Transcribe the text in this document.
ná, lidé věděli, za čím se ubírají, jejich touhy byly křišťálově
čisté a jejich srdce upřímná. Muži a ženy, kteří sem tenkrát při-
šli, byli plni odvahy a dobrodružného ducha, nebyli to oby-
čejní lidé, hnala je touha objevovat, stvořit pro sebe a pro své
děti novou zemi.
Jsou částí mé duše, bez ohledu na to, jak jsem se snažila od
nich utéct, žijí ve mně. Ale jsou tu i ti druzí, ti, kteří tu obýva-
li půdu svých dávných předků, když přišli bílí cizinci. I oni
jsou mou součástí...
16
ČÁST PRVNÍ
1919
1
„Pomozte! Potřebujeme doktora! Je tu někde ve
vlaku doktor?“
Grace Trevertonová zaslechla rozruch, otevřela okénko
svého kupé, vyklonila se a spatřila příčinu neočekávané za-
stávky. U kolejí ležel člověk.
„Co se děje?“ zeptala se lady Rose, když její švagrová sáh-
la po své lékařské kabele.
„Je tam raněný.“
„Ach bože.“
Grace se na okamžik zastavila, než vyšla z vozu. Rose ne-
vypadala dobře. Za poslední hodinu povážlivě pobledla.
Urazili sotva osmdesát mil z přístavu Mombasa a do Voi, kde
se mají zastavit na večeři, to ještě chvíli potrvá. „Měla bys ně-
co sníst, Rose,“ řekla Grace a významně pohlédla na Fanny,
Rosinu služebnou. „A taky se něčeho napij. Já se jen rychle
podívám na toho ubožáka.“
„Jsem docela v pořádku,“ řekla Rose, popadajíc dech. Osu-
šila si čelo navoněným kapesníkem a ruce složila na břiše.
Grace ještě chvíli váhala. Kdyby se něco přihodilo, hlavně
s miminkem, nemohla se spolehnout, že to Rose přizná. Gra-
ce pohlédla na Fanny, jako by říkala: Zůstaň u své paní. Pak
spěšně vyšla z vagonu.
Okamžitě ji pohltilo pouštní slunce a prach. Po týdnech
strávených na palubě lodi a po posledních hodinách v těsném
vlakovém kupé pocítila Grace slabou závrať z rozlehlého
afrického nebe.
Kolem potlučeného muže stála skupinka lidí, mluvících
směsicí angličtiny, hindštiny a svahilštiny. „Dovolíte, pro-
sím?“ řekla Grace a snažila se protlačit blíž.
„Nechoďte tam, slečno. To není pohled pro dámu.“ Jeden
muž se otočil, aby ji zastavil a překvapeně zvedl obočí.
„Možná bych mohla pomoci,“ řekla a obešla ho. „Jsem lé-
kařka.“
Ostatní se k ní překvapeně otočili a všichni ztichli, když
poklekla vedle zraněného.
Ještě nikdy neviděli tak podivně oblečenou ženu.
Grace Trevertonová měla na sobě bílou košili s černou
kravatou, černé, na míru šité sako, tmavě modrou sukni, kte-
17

* Required work: Reproduce the data in full, exactly as presented.

* Answer to this task:
Transcribe the text in this document.
ná, lidé věděli, za čím se ubírají, jejich touhy byly křišťálově
čisté a jejich srdce upřímná. Muži a ženy, kteří sem tenkrát při-
šli, byli plni odvahy a dobrodružného ducha, nebyli to oby-
čejní lidé, hnala je touha objevovat, stvořit pro sebe a pro své
děti novou zemi.
Jsou částí mé duše, bez ohledu na to, jak jsem se snažila od
nich utéct, žijí ve mně. Ale jsou tu i ti druzí, ti, kteří tu obýva-
li půdu svých dávných předků, když přišli bílí cizinci. I oni
jsou mou součástí...
16
ČÁST PRVNÍ
1919
1
„Pomozte! Potřebujeme doktora! Je tu někde ve
vlaku doktor?“
Grace Trevertonová zaslechla rozruch, otevřela okénko
svého kupé, vyklonila se a spatřila příčinu neočekávané za-
stávky. U kolejí ležel člověk.
„Co se děje?“ zeptala se lady Rose, když její švagrová sáh-
la po své lékařské kabele.
„Je tam raněný.“
„Ach bože.“
Grace se na okamžik zastavila, než vyšla z vozu. Rose ne-
vypadala dobře. Za poslední hodinu povážlivě pobledla.
Urazili sotva osmdesát mil z přístavu Mombasa a do Voi, kde
se mají zastavit na večeři, to ještě chvíli potrvá. „Měla bys ně-
co sníst, Rose,“ řekla Grace a významně pohlédla na Fanny,
Rosinu služebnou. „A taky se něčeho napij. Já se jen rychle
podívám na toho ubožáka.“
„Jsem docela v pořádku,“ řekla Rose, popadajíc dech. Osu-
šila si čelo navoněným kapesníkem a ruce složila na břiše.
Grace ještě chvíli váhala. Kdyby se něco přihodilo, hlavně
s miminkem, nemohla se spolehnout, že to Rose přizná. Gra-
ce pohlédla na Fanny, jako by říkala: Zůstaň u své paní. Pak
spěšně vyšla z vagonu.
Okamžitě ji pohltilo pouštní slunce a prach. Po týdnech
strávených na palubě lodi a po posledních hodinách v těsném
vlakovém kupé pocítila Grace slabou závrať z rozlehlého
afrického nebe.
Kolem potlučeného muže stála skupinka lidí, mluvících
směsicí angličtiny, hindštiny a svahilštiny. „Dovolíte, pro-
sím?“ řekla Grace a snažila se protlačit blíž.
„Nechoďte tam, slečno. To není pohled pro dámu.“ Jeden
muž se otočil, aby ji zastavil a překvapeně zvedl obočí.
„Možná bych mohla pomoci,“ řekla a obešla ho. „Jsem lé-
kařka.“
Ostatní se k ní překvapeně otočili a všichni ztichli, když
poklekla vedle zraněného.
Ještě nikdy neviděli tak podivně oblečenou ženu.
Grace Trevertonová měla na sobě bílou košili s černou
kravatou, černé, na míru šité sako, tmavě modrou sukni, kte-
17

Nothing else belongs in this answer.